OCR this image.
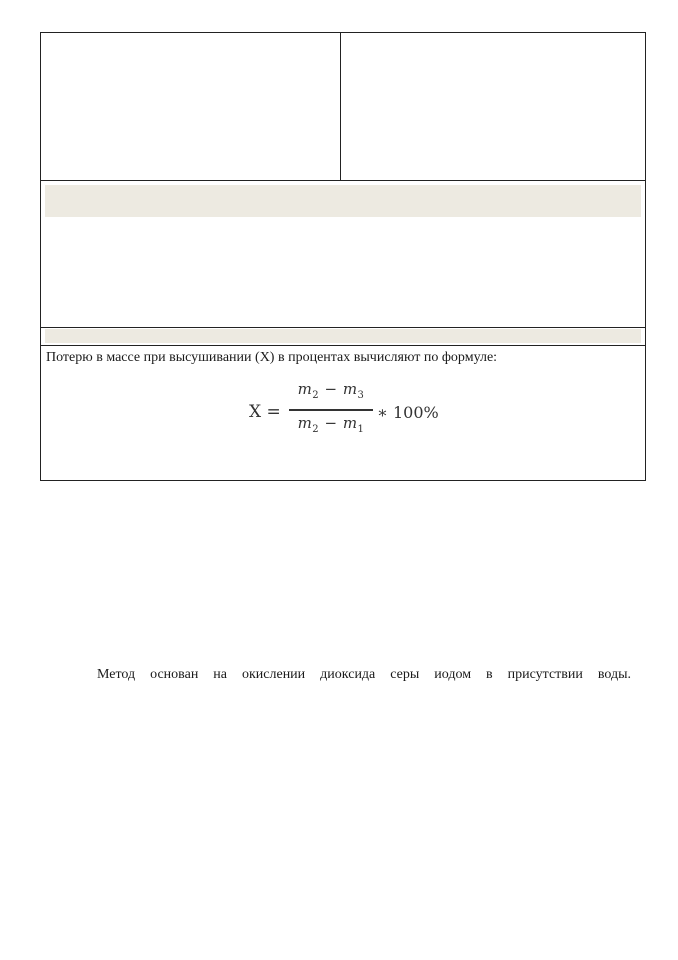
Потерю в массе при высушивании (X) в процентах вычисляют по формуле:
X =
$m_2 - m_3$
$m_2 - m_1$
∗ 100%
Метод основан на окислении диоксида серы иодом в присутствии воды.
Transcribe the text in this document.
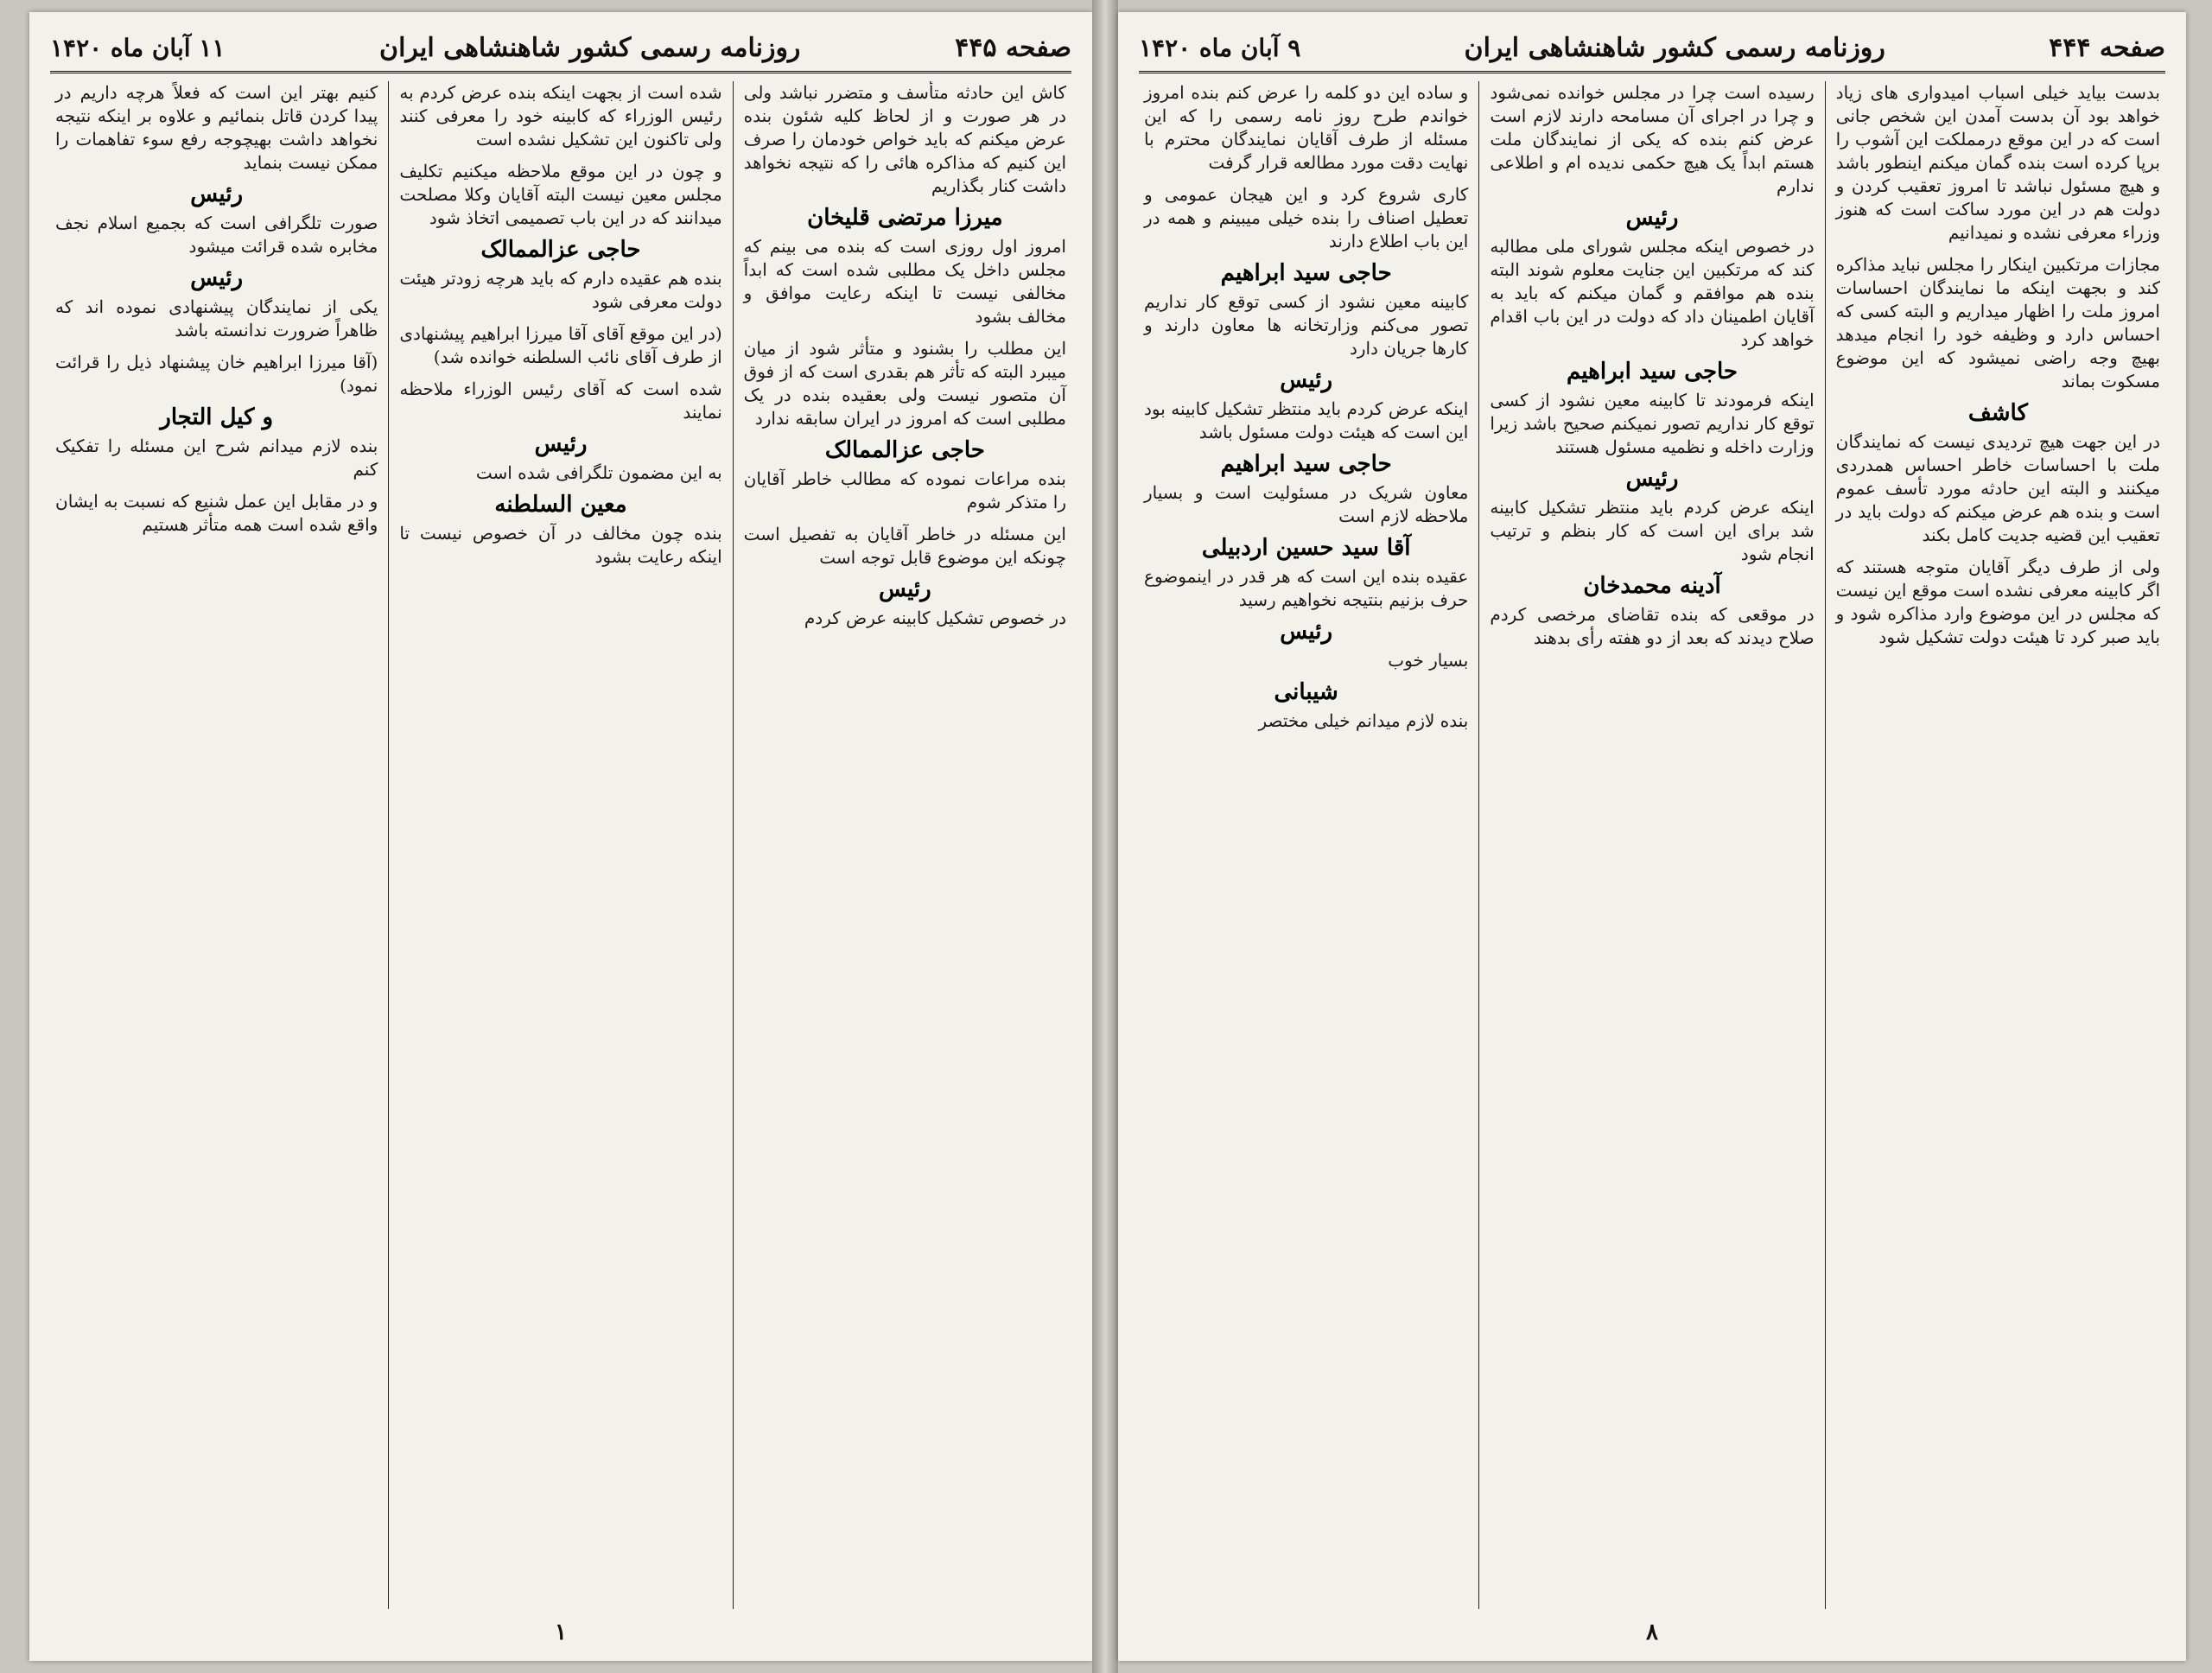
صفحه ۴۴۵
روزنامه رسمی کشور شاهنشاهی ایران
۱۱ آبان ماه ۱۴۲۰

کاش این حادثه متأسف و متضرر نباشد ولی در هر صورت و از لحاظ کلیه شئون بنده عرض میکنم که باید خواص خودمان را صرف این کنیم که مذاکره هائی را که نتیجه نخواهد داشت کنار بگذاریم

میرزا مرتضی قلیخان

امروز اول روزی است که بنده می بینم که مجلس داخل یک مطلبی شده است که ابداً مخالفی نیست تا اینکه رعایت موافق و مخالف بشود

این مطلب را بشنود و متأثر شود از میان میبرد البته که تأثر هم بقدری است که از فوق آن متصور نیست ولی بعقیده بنده در یک مطلبی است که امروز در ایران سابقه ندارد

حاجی عزالممالک

بنده مراعات نموده که مطالب خاطر آقایان را متذکر شوم

این مسئله در خاطر آقایان به تفصیل است چونکه این موضوع قابل توجه است

رئیس

در خصوص تشکیل کابینه عرض کردم

شده است از بجهت اینکه بنده عرض کردم به رئیس الوزراء که کابینه خود را معرفی کنند ولی تاکنون این تشکیل نشده است

و چون در این موقع ملاحظه میکنیم تکلیف مجلس معین نیست البته آقایان وکلا مصلحت میدانند که در این باب تصمیمی اتخاذ شود

حاجی عزالممالک

بنده هم عقیده دارم که باید هرچه زودتر هیئت دولت معرفی شود

(در این موقع آقای آقا میرزا ابراهیم پیشنهادی از طرف آقای نائب السلطنه خوانده شد)

شده است که آقای رئیس الوزراء ملاحظه نمایند

رئیس

به این مضمون تلگرافی شده است

معین السلطنه

بنده چون مخالف در آن خصوص نیست تا اینکه رعایت بشود

کنیم بهتر این است که فعلاً هرچه داریم در پیدا کردن قاتل بنمائیم و علاوه بر اینکه نتیجه نخواهد داشت بهیچوجه رفع سوء تفاهمات را ممکن نیست بنماید

رئیس

صورت تلگرافی است که بجمیع اسلام نجف مخابره شده قرائت میشود

رئیس

یکی از نمایندگان پیشنهادی نموده اند که ظاهراً ضرورت ندانسته باشد

(آقا میرزا ابراهیم خان پیشنهاد ذیل را قرائت نمود)

و کیل التجار

بنده لازم میدانم شرح این مسئله را تفکیک کنم

و در مقابل این عمل شنیع که نسبت به ایشان واقع شده است همه متأثر هستیم

۱
صفحه ۴۴۴
روزنامه رسمی کشور شاهنشاهی ایران
۹ آبان ماه ۱۴۲۰

بدست بیاید خیلی اسباب امیدواری های زیاد خواهد بود آن بدست آمدن این شخص جانی است که در این موقع درمملکت این آشوب را برپا کرده است بنده گمان میکنم اینطور باشد و هیچ مسئول نباشد تا امروز تعقیب کردن و دولت هم در این مورد ساکت است که هنوز وزراء معرفی نشده و نمیدانیم

مجازات مرتکبین اینکار را مجلس نباید مذاکره کند و بجهت اینکه ما نمایندگان احساسات امروز ملت را اظهار میداریم و البته کسی که احساس دارد و وظیفه خود را انجام میدهد بهیچ وجه راضی نمیشود که این موضوع مسکوت بماند

کاشف

در این جهت هیچ تردیدی نیست که نمایندگان ملت با احساسات خاطر احساس همدردی میکنند و البته این حادثه مورد تأسف عموم است و بنده هم عرض میکنم که دولت باید در تعقیب این قضیه جدیت کامل بکند

ولی از طرف دیگر آقایان متوجه هستند که اگر کابینه معرفی نشده است موقع این نیست که مجلس در این موضوع وارد مذاکره شود و باید صبر کرد تا هیئت دولت تشکیل شود

رسیده است چرا در مجلس خوانده نمی‌شود و چرا در اجرای آن مسامحه دارند لازم است عرض کنم بنده که یکی از نمایندگان ملت هستم ابداً یک هیچ حکمی ندیده ام و اطلاعی ندارم

رئیس

در خصوص اینکه مجلس شورای ملی مطالبه کند که مرتکبین این جنایت معلوم شوند البته بنده هم موافقم و گمان میکنم که باید به آقایان اطمینان داد که دولت در این باب اقدام خواهد کرد

حاجی سید ابراهیم

اینکه فرمودند تا کابینه معین نشود از کسی توقع کار نداریم تصور نمیکنم صحیح باشد زیرا وزارت داخله و نظمیه مسئول هستند

رئیس

اینکه عرض کردم باید منتظر تشکیل کابینه شد برای این است که کار بنظم و ترتیب انجام شود

آدینه محمدخان

در موقعی که بنده تقاضای مرخصی کردم صلاح دیدند که بعد از دو هفته رأی بدهند

و ساده این دو کلمه را عرض کنم بنده امروز خواندم طرح روز نامه رسمی را که این مسئله از طرف آقایان نمایندگان محترم با نهایت دقت مورد مطالعه قرار گرفت

کاری شروع کرد و این هیجان عمومی و تعطیل اصناف را بنده خیلی میبینم و همه در این باب اطلاع دارند

حاجی سید ابراهیم

کابینه معین نشود از کسی توقع کار نداریم تصور می‌کنم وزارتخانه ها معاون دارند و کارها جریان دارد

رئیس

اینکه عرض کردم باید منتظر تشکیل کابینه بود این است که هیئت دولت مسئول باشد

حاجی سید ابراهیم

معاون شریک در مسئولیت است و بسیار ملاحظه لازم است

آقا سید حسین اردبیلی

عقیده بنده این است که هر قدر در اینموضوع حرف بزنیم بنتیجه نخواهیم رسید

رئیس

بسیار خوب

شیبانی

بنده لازم میدانم خیلی مختصر

۸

Problem description. Copy the records exactly. Skip the pictures.

Expected answer.
OCR this image.
Потерю в массе при высушивании (X) в процентах вычисляют по формуле:
X =
$m_2 - m_3$
$m_2 - m_1$
∗ 100%
Метод основан на окислении диоксида серы иодом в присутствии воды.
Transcribe the text in this document.
صفحه ۴۴۵
روزنامه رسمی کشور شاهنشاهی ایران
۱۱ آبان ماه ۱۴۲۰

کاش این حادثه متأسف و متضرر نباشد ولی در هر صورت و از لحاظ کلیه شئون بنده عرض میکنم که باید خواص خودمان را صرف این کنیم که مذاکره هائی را که نتیجه نخواهد داشت کنار بگذاریم

میرزا مرتضی قلیخان

امروز اول روزی است که بنده می بینم که مجلس داخل یک مطلبی شده است که ابداً مخالفی نیست تا اینکه رعایت موافق و مخالف بشود

این مطلب را بشنود و متأثر شود از میان میبرد البته که تأثر هم بقدری است که از فوق آن متصور نیست ولی بعقیده بنده در یک مطلبی است که امروز در ایران سابقه ندارد

حاجی عزالممالک

بنده مراعات نموده که مطالب خاطر آقایان را متذکر شوم

این مسئله در خاطر آقایان به تفصیل است چونکه این موضوع قابل توجه است

رئیس

در خصوص تشکیل کابینه عرض کردم

شده است از بجهت اینکه بنده عرض کردم به رئیس الوزراء که کابینه خود را معرفی کنند ولی تاکنون این تشکیل نشده است

و چون در این موقع ملاحظه میکنیم تکلیف مجلس معین نیست البته آقایان وکلا مصلحت میدانند که در این باب تصمیمی اتخاذ شود

حاجی عزالممالک

بنده هم عقیده دارم که باید هرچه زودتر هیئت دولت معرفی شود

(در این موقع آقای آقا میرزا ابراهیم پیشنهادی از طرف آقای نائب السلطنه خوانده شد)

شده است که آقای رئیس الوزراء ملاحظه نمایند

رئیس

به این مضمون تلگرافی شده است

معین السلطنه

بنده چون مخالف در آن خصوص نیست تا اینکه رعایت بشود

کنیم بهتر این است که فعلاً هرچه داریم در پیدا کردن قاتل بنمائیم و علاوه بر اینکه نتیجه نخواهد داشت بهیچوجه رفع سوء تفاهمات را ممکن نیست بنماید

رئیس

صورت تلگرافی است که بجمیع اسلام نجف مخابره شده قرائت میشود

رئیس

یکی از نمایندگان پیشنهادی نموده اند که ظاهراً ضرورت ندانسته باشد

(آقا میرزا ابراهیم خان پیشنهاد ذیل را قرائت نمود)

و کیل التجار

بنده لازم میدانم شرح این مسئله را تفکیک کنم

و در مقابل این عمل شنیع که نسبت به ایشان واقع شده است همه متأثر هستیم

۱
صفحه ۴۴۴
روزنامه رسمی کشور شاهنشاهی ایران
۹ آبان ماه ۱۴۲۰

بدست بیاید خیلی اسباب امیدواری های زیاد خواهد بود آن بدست آمدن این شخص جانی است که در این موقع درمملکت این آشوب را برپا کرده است بنده گمان میکنم اینطور باشد و هیچ مسئول نباشد تا امروز تعقیب کردن و دولت هم در این مورد ساکت است که هنوز وزراء معرفی نشده و نمیدانیم

مجازات مرتکبین اینکار را مجلس نباید مذاکره کند و بجهت اینکه ما نمایندگان احساسات امروز ملت را اظهار میداریم و البته کسی که احساس دارد و وظیفه خود را انجام میدهد بهیچ وجه راضی نمیشود که این موضوع مسکوت بماند

کاشف

در این جهت هیچ تردیدی نیست که نمایندگان ملت با احساسات خاطر احساس همدردی میکنند و البته این حادثه مورد تأسف عموم است و بنده هم عرض میکنم که دولت باید در تعقیب این قضیه جدیت کامل بکند

ولی از طرف دیگر آقایان متوجه هستند که اگر کابینه معرفی نشده است موقع این نیست که مجلس در این موضوع وارد مذاکره شود و باید صبر کرد تا هیئت دولت تشکیل شود

رسیده است چرا در مجلس خوانده نمی‌شود و چرا در اجرای آن مسامحه دارند لازم است عرض کنم بنده که یکی از نمایندگان ملت هستم ابداً یک هیچ حکمی ندیده ام و اطلاعی ندارم

رئیس

در خصوص اینکه مجلس شورای ملی مطالبه کند که مرتکبین این جنایت معلوم شوند البته بنده هم موافقم و گمان میکنم که باید به آقایان اطمینان داد که دولت در این باب اقدام خواهد کرد

حاجی سید ابراهیم

اینکه فرمودند تا کابینه معین نشود از کسی توقع کار نداریم تصور نمیکنم صحیح باشد زیرا وزارت داخله و نظمیه مسئول هستند

رئیس

اینکه عرض کردم باید منتظر تشکیل کابینه شد برای این است که کار بنظم و ترتیب انجام شود

آدینه محمدخان

در موقعی که بنده تقاضای مرخصی کردم صلاح دیدند که بعد از دو هفته رأی بدهند

و ساده این دو کلمه را عرض کنم بنده امروز خواندم طرح روز نامه رسمی را که این مسئله از طرف آقایان نمایندگان محترم با نهایت دقت مورد مطالعه قرار گرفت

کاری شروع کرد و این هیجان عمومی و تعطیل اصناف را بنده خیلی میبینم و همه در این باب اطلاع دارند

حاجی سید ابراهیم

کابینه معین نشود از کسی توقع کار نداریم تصور می‌کنم وزارتخانه ها معاون دارند و کارها جریان دارد

رئیس

اینکه عرض کردم باید منتظر تشکیل کابینه بود این است که هیئت دولت مسئول باشد

حاجی سید ابراهیم

معاون شریک در مسئولیت است و بسیار ملاحظه لازم است

آقا سید حسین اردبیلی

عقیده بنده این است که هر قدر در اینموضوع حرف بزنیم بنتیجه نخواهیم رسید

رئیس

بسیار خوب

شیبانی

بنده لازم میدانم خیلی مختصر

۸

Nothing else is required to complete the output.